— Nan Sterman
Sex is complicated in the plant world. Flowers have male and female parts; some have both, some have one or the other. A male flower part is called a “stamen,” that’s
where the pollen is. Pollen is the plant world equivalent of sperm. The female flower part is called the “pistil.” The base of each pistil is an ovary.
In the simplest terms, flowers get fertilized when pollen reaches the ovary. That starts the process of the flower transforming into a fruit, inside of which are seeds that make the next generation of plants.
If you grow squash, you’ve probably seen this process though you might not recognize it. Squash plants make separate male flowers and female flowers but both grow on every plant. The female flowers have a slight swelling at the base of the petals. That swelling is their ovary. When pollen from the male flower fertilizes the female flower, the ovary begins to develop into the “fruit” we know as squash.
Since a fly or a bee can pick up pollen from a single male squash flower and move it to many female squash flowers, for vegetable gardening purposes, just a few male flowers can service many females (no jokes please). Since the male flower doesn’t have an ovary, it can’t form a squash. That’s why we harvest the male flowers to make stuffed squash blossoms.
The male/female distinction may be confusing to us but it’s not to pollinators. They visit flower after flower in search of sweet nectar and/or pollen, both important food sources for pollinators and their offspring. While they move pollen from flower to flower by happenstance, pollinators do the critical work that produces about a third of the fruits and vegetables we eat.
Who’s a pollinator?
Honeybees are the pollinators we hear about most often. They pollenate everything from oranges to almonds, watermelon to blueberries. And in the process, they produce honey we use to sweeten tea, baked goods, and other yummy things.
As important as honeybees are, most are European imports, brought to America about 400 years ago and naturalized across the continent.
European honeybees are just one kind of bee pollinator. California is home to 16,000 species of native bees like native digger bees, bumble bees, mason bees and others that also move pollen from one flower to the next.
Butterflies and moths pollinate flowers too, as do hummingbirds, bats, and even the common houseflies.

=-=-=

TASK INSTRUCTIONS:
A - Do these statements agree with the passage on plant pollination? Answer yes or no for each, and quote the words from the passage that decide it. (i) Squash plants grow their male and female flowers on separate plants. (ii) The base of each pistil is an ovary. (iii) Most honeybees in America are native to the continent.
B - According to the passage on plant pollination, how many species of native bees live in California?

=-=-=

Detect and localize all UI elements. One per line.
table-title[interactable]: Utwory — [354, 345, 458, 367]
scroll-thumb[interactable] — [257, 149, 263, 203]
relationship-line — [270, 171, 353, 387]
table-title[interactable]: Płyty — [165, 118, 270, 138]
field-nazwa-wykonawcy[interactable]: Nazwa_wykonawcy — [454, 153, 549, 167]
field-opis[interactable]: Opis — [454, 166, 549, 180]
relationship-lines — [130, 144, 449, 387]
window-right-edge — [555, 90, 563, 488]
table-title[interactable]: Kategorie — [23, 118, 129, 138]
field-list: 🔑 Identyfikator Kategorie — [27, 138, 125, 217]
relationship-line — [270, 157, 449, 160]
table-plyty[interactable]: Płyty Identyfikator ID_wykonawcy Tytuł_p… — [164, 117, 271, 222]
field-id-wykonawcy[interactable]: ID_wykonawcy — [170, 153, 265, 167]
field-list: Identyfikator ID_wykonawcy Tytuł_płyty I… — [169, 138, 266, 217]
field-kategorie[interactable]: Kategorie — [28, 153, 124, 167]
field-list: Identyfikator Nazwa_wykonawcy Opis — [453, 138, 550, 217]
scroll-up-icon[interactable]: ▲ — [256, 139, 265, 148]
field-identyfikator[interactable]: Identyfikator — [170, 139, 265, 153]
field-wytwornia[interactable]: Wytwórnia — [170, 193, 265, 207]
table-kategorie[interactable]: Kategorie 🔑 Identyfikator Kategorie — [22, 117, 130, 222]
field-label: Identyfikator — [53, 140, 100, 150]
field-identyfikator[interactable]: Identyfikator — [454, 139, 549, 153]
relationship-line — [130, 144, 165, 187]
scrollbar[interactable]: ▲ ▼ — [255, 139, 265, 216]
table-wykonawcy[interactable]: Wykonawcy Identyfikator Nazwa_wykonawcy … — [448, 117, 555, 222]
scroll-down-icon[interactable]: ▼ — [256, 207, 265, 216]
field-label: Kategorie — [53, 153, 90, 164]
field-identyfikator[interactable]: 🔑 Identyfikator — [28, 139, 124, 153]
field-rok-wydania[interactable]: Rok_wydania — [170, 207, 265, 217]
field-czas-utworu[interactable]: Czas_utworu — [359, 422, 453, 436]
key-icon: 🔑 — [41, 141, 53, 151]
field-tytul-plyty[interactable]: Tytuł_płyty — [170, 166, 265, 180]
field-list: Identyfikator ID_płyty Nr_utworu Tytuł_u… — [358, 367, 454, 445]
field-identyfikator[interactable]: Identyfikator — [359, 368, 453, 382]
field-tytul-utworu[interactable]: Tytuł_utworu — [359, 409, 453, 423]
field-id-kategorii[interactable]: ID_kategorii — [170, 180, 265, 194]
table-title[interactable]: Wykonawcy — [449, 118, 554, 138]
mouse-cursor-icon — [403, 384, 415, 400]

=-=-=

ANSWERS TO THE PROBLEMS:
A -
(i) No: "Squash plants make separate male flowers and female flowers but both grow on every plant."
(ii) Yes: "The base of each pistil is an ovary."
(iii) No: "most are European imports, brought to America about 400 years ago and naturalized across the continent."

B - 16,000 species